───── RECORDS FOR THIS EXERCISE

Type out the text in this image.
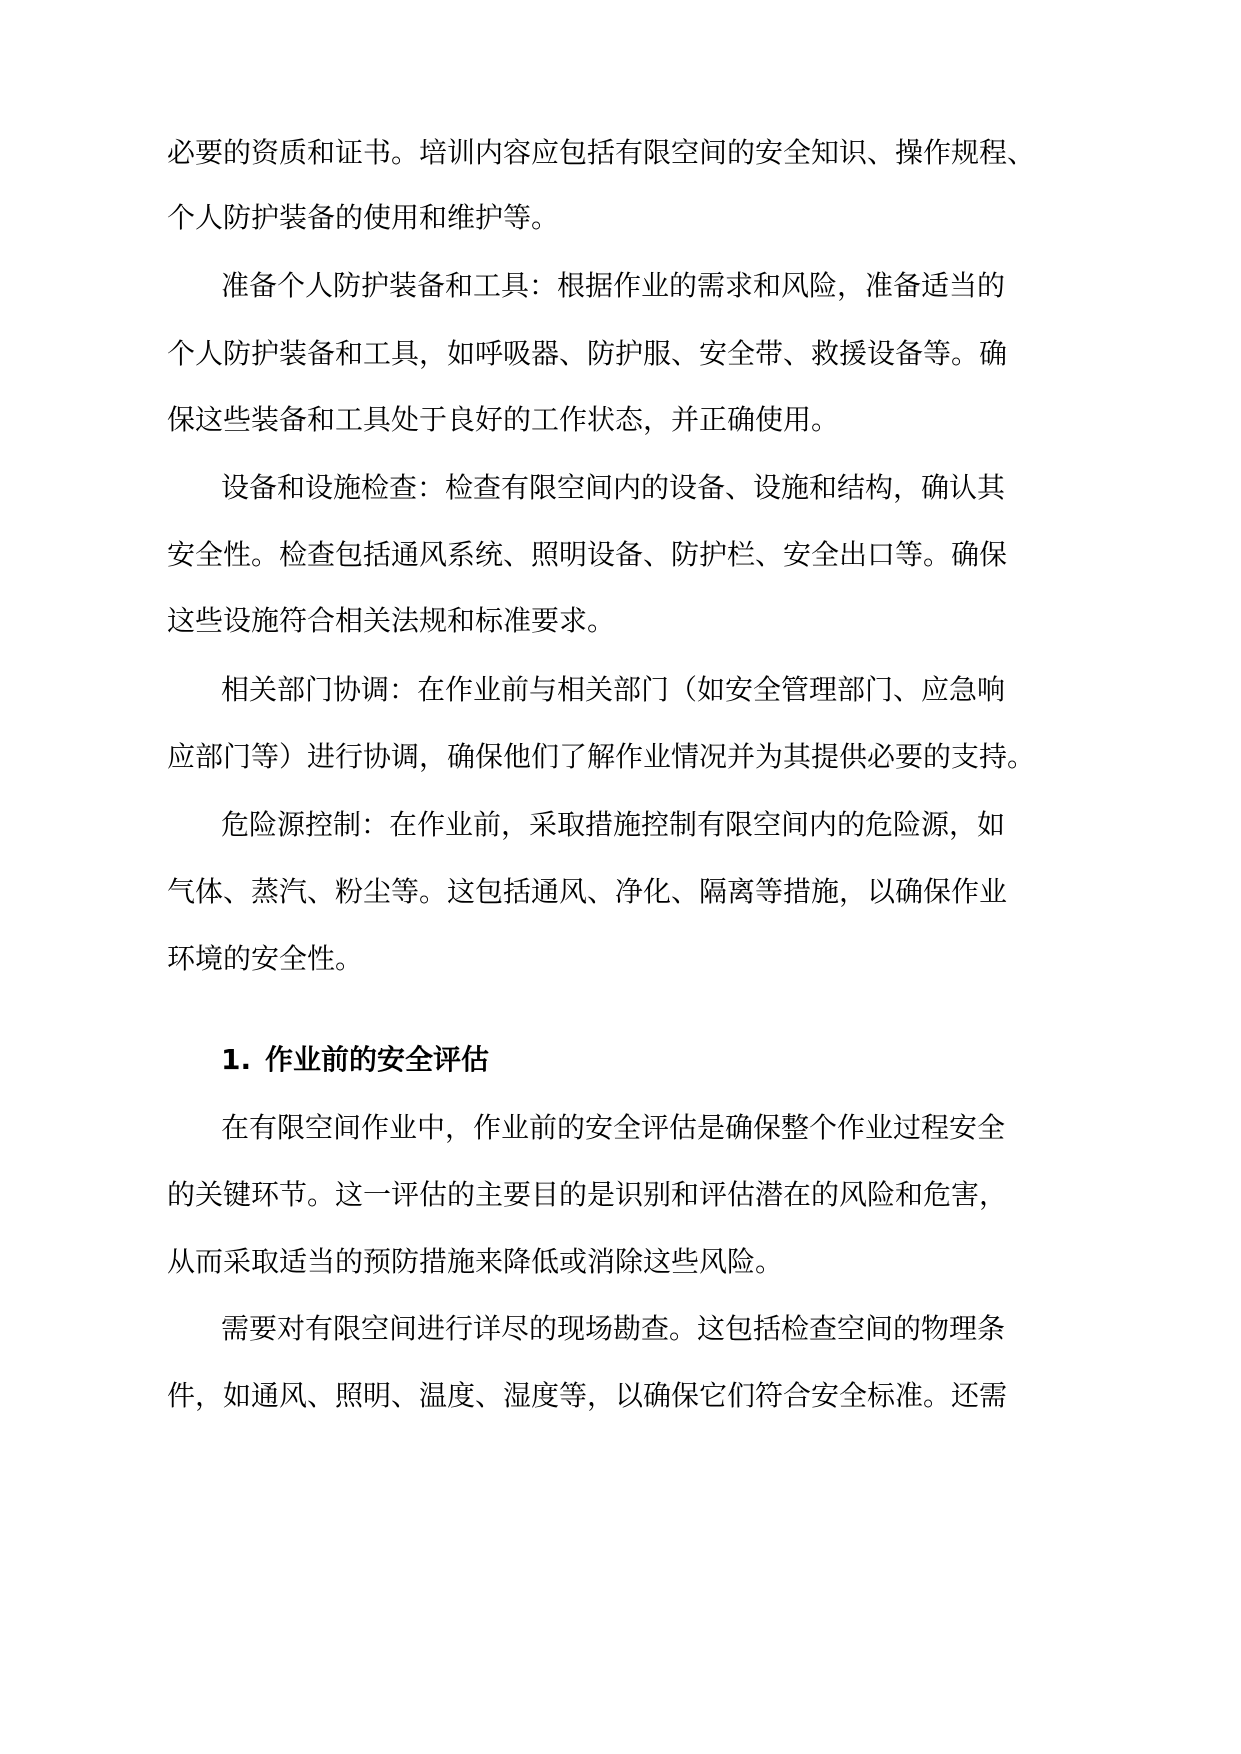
必要的资质和证书。培训内容应包括有限空间的安全知识、操作规程、
个人防护装备的使用和维护等。
准备个人防护装备和工具：根据作业的需求和风险，准备适当的
个人防护装备和工具，如呼吸器、防护服、安全带、救援设备等。确
保这些装备和工具处于良好的工作状态，并正确使用。
设备和设施检查：检查有限空间内的设备、设施和结构，确认其
安全性。检查包括通风系统、照明设备、防护栏、安全出口等。确保
这些设施符合相关法规和标准要求。
相关部门协调：在作业前与相关部门（如安全管理部门、应急响
应部门等）进行协调，确保他们了解作业情况并为其提供必要的支持。
危险源控制：在作业前，采取措施控制有限空间内的危险源，如
气体、蒸汽、粉尘等。这包括通风、净化、隔离等措施，以确保作业
环境的安全性。
1. 作业前的安全评估
在有限空间作业中，作业前的安全评估是确保整个作业过程安全
的关键环节。这一评估的主要目的是识别和评估潜在的风险和危害，
从而采取适当的预防措施来降低或消除这些风险。
需要对有限空间进行详尽的现场勘查。这包括检查空间的物理条
件，如通风、照明、温度、湿度等，以确保它们符合安全标准。还需
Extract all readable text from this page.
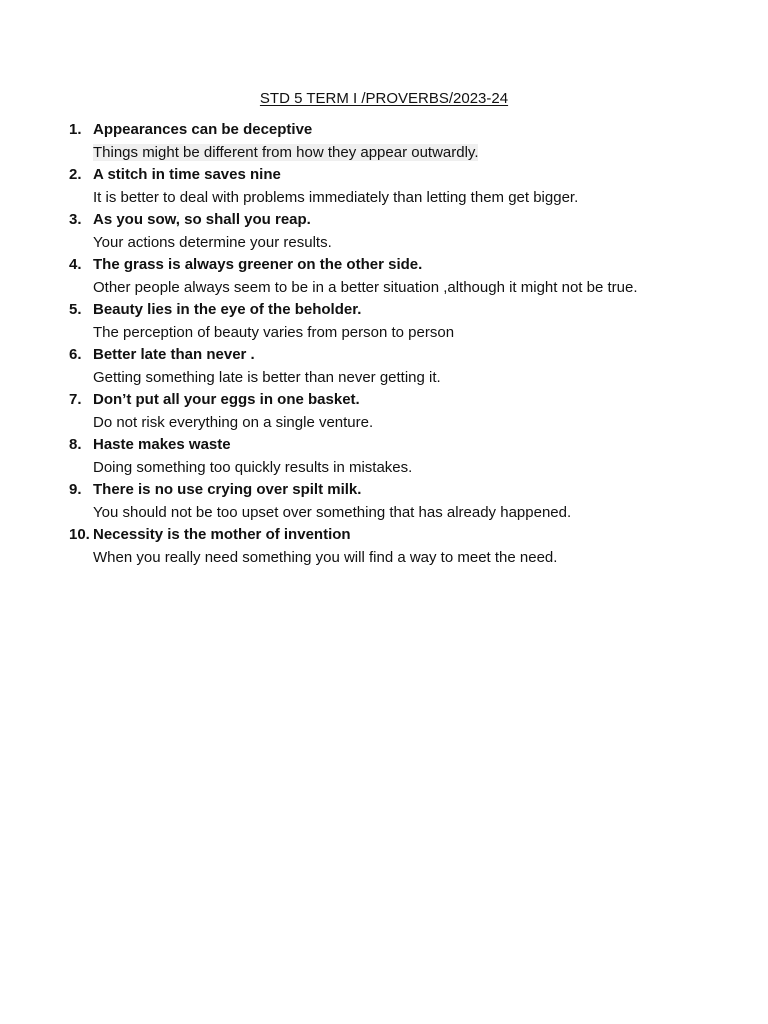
STD 5 TERM I /PROVERBS/2023-24
1. Appearances can be deceptive
Things might be different from how they appear outwardly.
2. A stitch in time saves nine
It is better to deal with problems immediately than letting them get bigger.
3. As you sow, so shall you reap.
Your actions determine your results.
4. The grass is always greener on the other side.
Other people always seem to be in a better situation ,although it might not be true.
5. Beauty lies in the eye of the beholder.
The perception of beauty varies from person to person
6. Better late than never .
Getting something late is better than never getting it.
7. Don’t put all your eggs in one basket.
Do not risk everything on a single venture.
8. Haste makes waste
Doing something too quickly results in mistakes.
9. There is no use crying over spilt milk.
You should not be too upset over something that has already happened.
10. Necessity is the mother of invention
When you really need something you will find a way to meet the need.
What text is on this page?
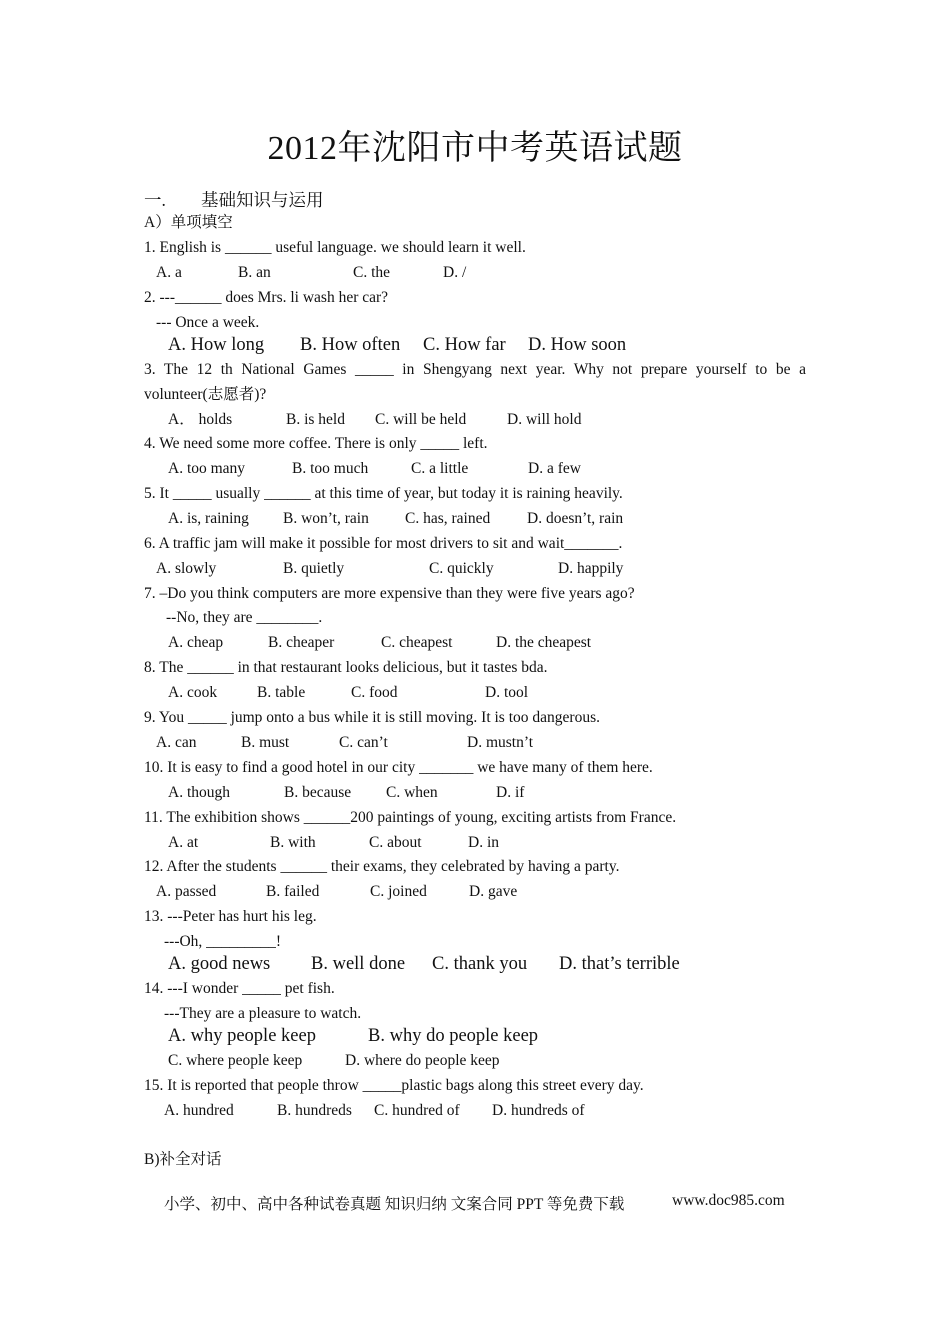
2012年沈阳市中考英语试题
一. 基础知识与运用
A）单项填空
1. English is ______ useful language. we should learn it well.
A. a	B. an	C. the	D. /
2. ---______ does Mrs. li wash her car?
--- Once a week.
A. How long B. How often C. How far D. How soon
3. The 12 th National Games _____ in Shengyang next year. Why not prepare yourself to be a
volunteer(志愿者)?
A． holds	B. is held C. will be held	D. will hold
4. We need some more coffee. There is only _____ left.
A. too many	B. too much	C. a little	D. a few
5. It _____ usually ______ at this time of year, but today it is raining heavily.
A. is, raining B. won’t, rain C. has, rained D. doesn’t, rain
6. A traffic jam will make it possible for most drivers to sit and wait_______.
A. slowly	B. quietly	C. quickly	D. happily
7. –Do you think computers are more expensive than they were five years ago?
--No, they are ________.
A. cheap	B. cheaper	C. cheapest	D. the cheapest
8. The ______ in that restaurant looks delicious, but it tastes bda.
A. cook	B. table	C. food	D. tool
9. You _____ jump onto a bus while it is still moving. It is too dangerous.
A. can	B. must	C. can’t	D. mustn’t
10. It is easy to find a good hotel in our city _______ we have many of them here.
A. though	B. because C. when	D. if
11. The exhibition shows ______200 paintings of young, exciting artists from France.
A. at	B. with	C. about	D. in
12. After the students ______ their exams, they celebrated by having a party.
A. passed	B. failed	C. joined	D. gave
13. ---Peter has hurt his leg.
---Oh, _________!
A. good news B. well done C. thank you D. that’s terrible
14. ---I wonder _____ pet fish.
---They are a pleasure to watch.
A. why people keep	B. why do people keep
C. where people keep	D. where do people keep
15. It is reported that people throw _____plastic bags along this street every day.
A. hundred	B. hundreds C. hundred of D. hundreds of
B)补全对话
小学、初中、高中各种试卷真题 知识归纳 文案合同 PPT 等免费下载	www.doc985.com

──────────

PROBLEM REQUIREMENTS: From the listing above, pick out every line containing "should".

FULL SOLUTION:
You should not be too upset over something that has already happened.
1. English is ______ useful language. we should learn it well.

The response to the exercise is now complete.